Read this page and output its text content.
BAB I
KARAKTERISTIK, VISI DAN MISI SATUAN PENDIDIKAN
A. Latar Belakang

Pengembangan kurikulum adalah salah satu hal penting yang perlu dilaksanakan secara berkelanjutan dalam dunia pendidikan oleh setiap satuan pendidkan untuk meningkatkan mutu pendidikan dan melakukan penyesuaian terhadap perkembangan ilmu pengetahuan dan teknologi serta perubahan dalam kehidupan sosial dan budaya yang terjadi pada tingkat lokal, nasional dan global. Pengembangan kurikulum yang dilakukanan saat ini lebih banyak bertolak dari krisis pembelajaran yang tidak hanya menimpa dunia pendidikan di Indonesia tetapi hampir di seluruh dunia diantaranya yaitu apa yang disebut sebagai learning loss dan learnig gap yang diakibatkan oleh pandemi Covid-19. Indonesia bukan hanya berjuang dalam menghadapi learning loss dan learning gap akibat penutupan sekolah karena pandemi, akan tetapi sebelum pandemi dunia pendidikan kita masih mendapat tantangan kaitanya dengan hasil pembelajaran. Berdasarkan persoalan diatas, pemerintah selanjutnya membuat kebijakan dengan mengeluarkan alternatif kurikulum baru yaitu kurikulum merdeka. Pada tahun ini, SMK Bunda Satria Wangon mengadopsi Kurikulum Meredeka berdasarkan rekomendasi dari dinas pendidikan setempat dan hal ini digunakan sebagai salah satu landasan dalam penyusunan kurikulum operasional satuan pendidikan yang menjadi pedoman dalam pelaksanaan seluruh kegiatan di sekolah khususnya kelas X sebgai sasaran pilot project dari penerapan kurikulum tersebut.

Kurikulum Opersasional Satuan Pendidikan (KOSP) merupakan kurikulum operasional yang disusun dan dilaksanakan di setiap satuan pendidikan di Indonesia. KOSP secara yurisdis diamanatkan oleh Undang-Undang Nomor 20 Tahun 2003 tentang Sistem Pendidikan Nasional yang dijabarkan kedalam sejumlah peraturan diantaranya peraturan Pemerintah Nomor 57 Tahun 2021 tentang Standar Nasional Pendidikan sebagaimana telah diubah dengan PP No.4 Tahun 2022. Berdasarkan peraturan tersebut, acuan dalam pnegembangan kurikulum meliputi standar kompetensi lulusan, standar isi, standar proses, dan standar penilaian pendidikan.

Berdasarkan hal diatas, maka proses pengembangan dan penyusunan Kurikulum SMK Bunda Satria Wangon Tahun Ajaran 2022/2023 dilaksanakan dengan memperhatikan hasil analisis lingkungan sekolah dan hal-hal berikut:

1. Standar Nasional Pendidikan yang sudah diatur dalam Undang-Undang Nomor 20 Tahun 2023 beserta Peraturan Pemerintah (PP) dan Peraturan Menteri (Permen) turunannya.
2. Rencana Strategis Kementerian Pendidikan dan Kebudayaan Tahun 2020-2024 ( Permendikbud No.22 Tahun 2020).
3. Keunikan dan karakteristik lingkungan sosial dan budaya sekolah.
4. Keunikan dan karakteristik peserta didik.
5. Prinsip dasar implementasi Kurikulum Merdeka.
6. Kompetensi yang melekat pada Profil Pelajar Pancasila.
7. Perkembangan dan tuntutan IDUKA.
--------------------
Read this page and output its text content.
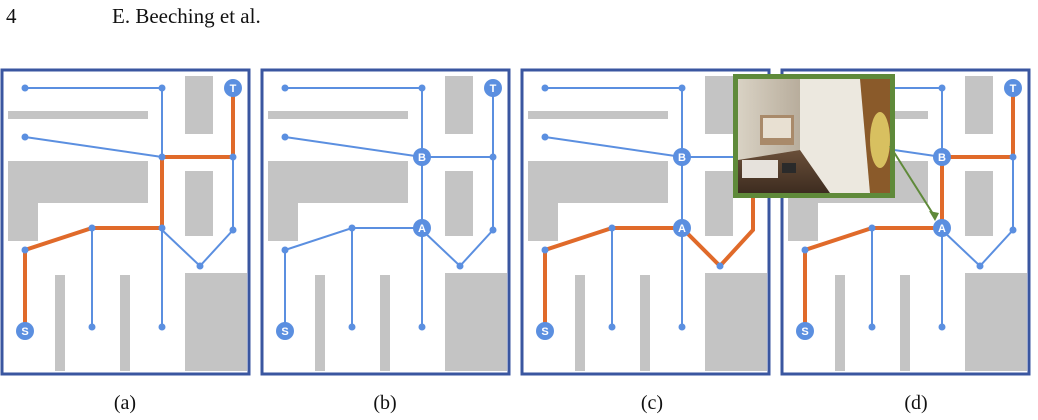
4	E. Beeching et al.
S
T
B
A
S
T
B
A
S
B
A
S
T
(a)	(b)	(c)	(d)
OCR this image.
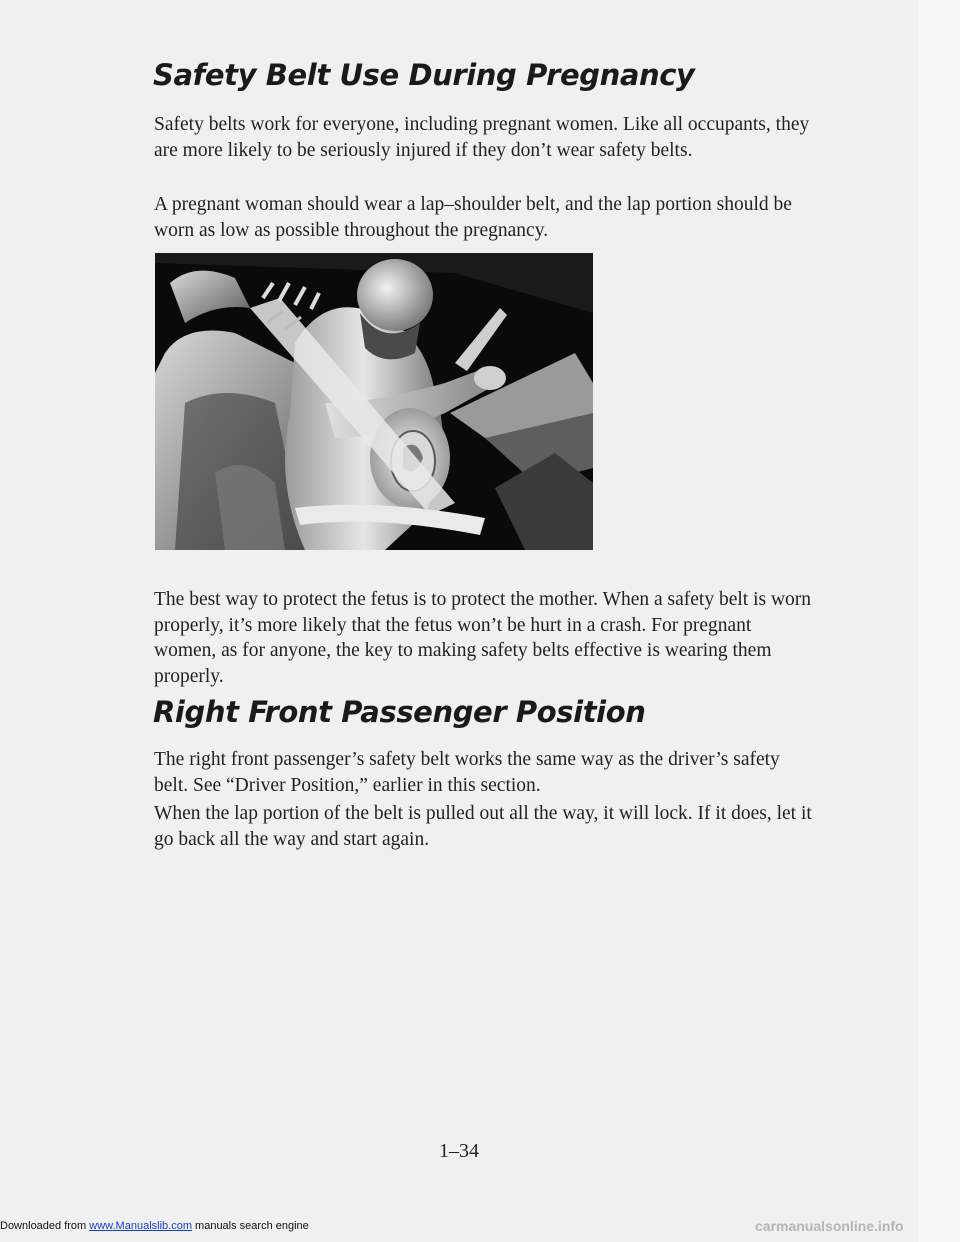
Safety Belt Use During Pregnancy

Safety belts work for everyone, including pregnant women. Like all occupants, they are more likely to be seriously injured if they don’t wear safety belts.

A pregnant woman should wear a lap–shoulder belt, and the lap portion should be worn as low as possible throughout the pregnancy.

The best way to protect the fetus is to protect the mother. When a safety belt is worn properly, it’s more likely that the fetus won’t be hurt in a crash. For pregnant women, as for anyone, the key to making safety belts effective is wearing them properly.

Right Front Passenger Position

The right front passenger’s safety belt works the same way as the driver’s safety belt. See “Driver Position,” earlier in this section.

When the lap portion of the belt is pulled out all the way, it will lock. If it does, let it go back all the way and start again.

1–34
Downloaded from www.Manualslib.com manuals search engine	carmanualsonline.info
--------------------
- **The problem**:
Identify the lines of the entries containing the string "Nomor". Copy each such line.

- **Complete response**:
Kurikulum Opersasional Satuan Pendidikan (KOSP) merupakan kurikulum operasional yang disusun dan dilaksanakan di setiap satuan pendidikan di Indonesia. KOSP secara yurisdis diamanatkan oleh Undang-Undang Nomor 20 Tahun 2003 tentang Sistem Pendidikan Nasional yang dijabarkan kedalam sejumlah peraturan diantaranya peraturan Pemerintah Nomor 57 Tahun 2021 tentang Standar Nasional Pendidikan sebagaimana telah diubah dengan PP No.4 Tahun 2022. Berdasarkan peraturan tersebut, acuan dalam pnegembangan kurikulum meliputi standar kompetensi lulusan, standar isi, standar proses, dan standar penilaian pendidikan.
1. Standar Nasional Pendidikan yang sudah diatur dalam Undang-Undang Nomor 20 Tahun 2023 beserta Peraturan Pemerintah (PP) dan Peraturan Menteri (Permen) turunannya.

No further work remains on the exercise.